### YOUR GOAL
Skip the pictures. Copy all the rest of the records down exactly.

━━━━━━━━━━━━━━━━━━━━━━━━━━━━━━

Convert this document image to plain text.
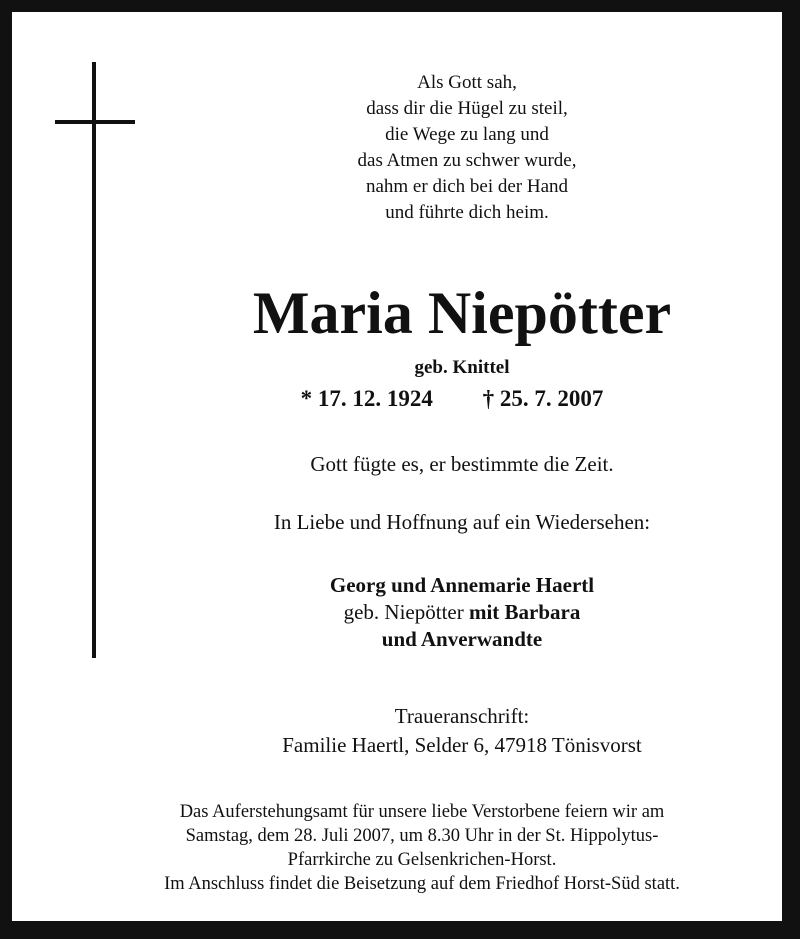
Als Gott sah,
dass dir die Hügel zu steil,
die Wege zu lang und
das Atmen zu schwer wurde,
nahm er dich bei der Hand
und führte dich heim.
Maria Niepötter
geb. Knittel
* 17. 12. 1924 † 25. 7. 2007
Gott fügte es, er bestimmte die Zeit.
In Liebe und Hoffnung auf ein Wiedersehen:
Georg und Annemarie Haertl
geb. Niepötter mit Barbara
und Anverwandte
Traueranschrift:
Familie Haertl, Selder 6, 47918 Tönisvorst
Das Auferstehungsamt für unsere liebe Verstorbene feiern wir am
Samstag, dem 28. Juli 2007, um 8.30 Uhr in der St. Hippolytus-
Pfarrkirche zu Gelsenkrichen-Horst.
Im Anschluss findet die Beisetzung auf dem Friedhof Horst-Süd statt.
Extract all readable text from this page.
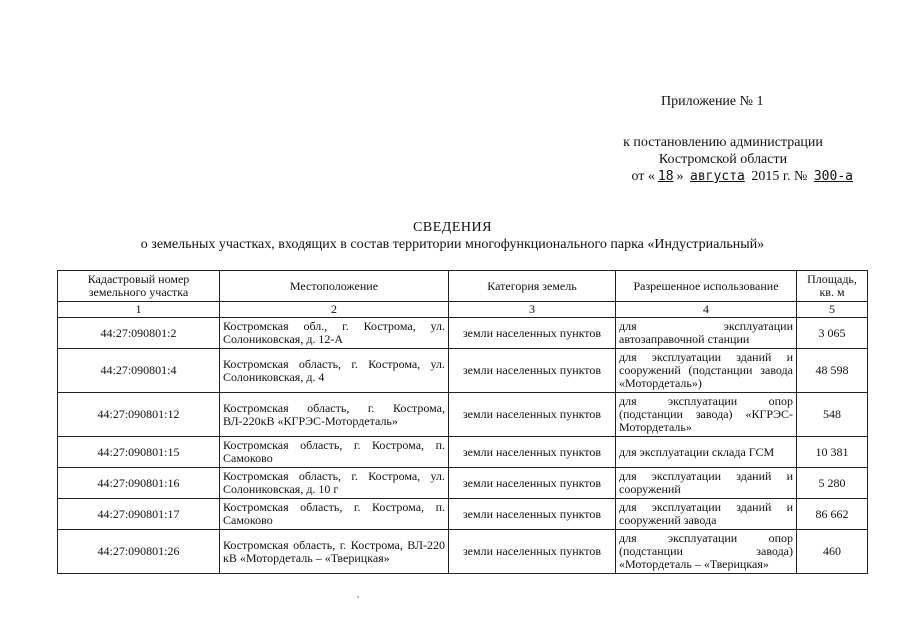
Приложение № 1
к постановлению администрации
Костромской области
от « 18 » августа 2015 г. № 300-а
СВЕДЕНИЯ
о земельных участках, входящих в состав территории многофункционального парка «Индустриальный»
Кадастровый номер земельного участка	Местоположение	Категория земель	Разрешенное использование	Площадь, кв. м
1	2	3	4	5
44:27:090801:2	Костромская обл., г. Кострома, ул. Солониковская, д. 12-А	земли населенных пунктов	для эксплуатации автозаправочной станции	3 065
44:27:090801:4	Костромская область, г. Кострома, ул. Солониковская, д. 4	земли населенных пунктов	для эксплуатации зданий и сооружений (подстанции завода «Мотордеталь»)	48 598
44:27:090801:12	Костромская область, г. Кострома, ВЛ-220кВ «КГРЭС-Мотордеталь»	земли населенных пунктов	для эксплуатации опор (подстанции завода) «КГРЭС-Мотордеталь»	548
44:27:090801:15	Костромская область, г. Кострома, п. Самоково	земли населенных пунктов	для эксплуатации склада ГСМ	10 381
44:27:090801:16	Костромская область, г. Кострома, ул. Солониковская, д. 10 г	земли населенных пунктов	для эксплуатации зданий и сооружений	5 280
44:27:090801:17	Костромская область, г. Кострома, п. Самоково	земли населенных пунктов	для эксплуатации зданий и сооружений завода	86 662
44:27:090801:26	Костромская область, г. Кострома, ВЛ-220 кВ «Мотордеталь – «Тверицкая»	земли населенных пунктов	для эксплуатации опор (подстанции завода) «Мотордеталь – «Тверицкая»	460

━━━━━━━━━━━━━━━━━━━━━━━━━━━━━━

### ANSWER TO THIS TASK
Convert this document image to plain text.
Als Gott sah,
dass dir die Hügel zu steil,
die Wege zu lang und
das Atmen zu schwer wurde,
nahm er dich bei der Hand
und führte dich heim.
Maria Niepötter
geb. Knittel
* 17. 12. 1924 † 25. 7. 2007
Gott fügte es, er bestimmte die Zeit.
In Liebe und Hoffnung auf ein Wiedersehen:
Georg und Annemarie Haertl
geb. Niepötter mit Barbara
und Anverwandte
Traueranschrift:
Familie Haertl, Selder 6, 47918 Tönisvorst
Das Auferstehungsamt für unsere liebe Verstorbene feiern wir am
Samstag, dem 28. Juli 2007, um 8.30 Uhr in der St. Hippolytus-
Pfarrkirche zu Gelsenkrichen-Horst.
Im Anschluss findet die Beisetzung auf dem Friedhof Horst-Süd statt.
Extract all readable text from this page.
Приложение № 1
к постановлению администрации
Костромской области
от « 18 » августа 2015 г. № 300-а
СВЕДЕНИЯ
о земельных участках, входящих в состав территории многофункционального парка «Индустриальный»
Кадастровый номер земельного участка	Местоположение	Категория земель	Разрешенное использование	Площадь, кв. м
1	2	3	4	5
44:27:090801:2	Костромская обл., г. Кострома, ул. Солониковская, д. 12-А	земли населенных пунктов	для эксплуатации автозаправочной станции	3 065
44:27:090801:4	Костромская область, г. Кострома, ул. Солониковская, д. 4	земли населенных пунктов	для эксплуатации зданий и сооружений (подстанции завода «Мотордеталь»)	48 598
44:27:090801:12	Костромская область, г. Кострома, ВЛ-220кВ «КГРЭС-Мотордеталь»	земли населенных пунктов	для эксплуатации опор (подстанции завода) «КГРЭС-Мотордеталь»	548
44:27:090801:15	Костромская область, г. Кострома, п. Самоково	земли населенных пунктов	для эксплуатации склада ГСМ	10 381
44:27:090801:16	Костромская область, г. Кострома, ул. Солониковская, д. 10 г	земли населенных пунктов	для эксплуатации зданий и сооружений	5 280
44:27:090801:17	Костромская область, г. Кострома, п. Самоково	земли населенных пунктов	для эксплуатации зданий и сооружений завода	86 662
44:27:090801:26	Костромская область, г. Кострома, ВЛ-220 кВ «Мотордеталь – «Тверицкая»	земли населенных пунктов	для эксплуатации опор (подстанции завода) «Мотордеталь – «Тверицкая»	460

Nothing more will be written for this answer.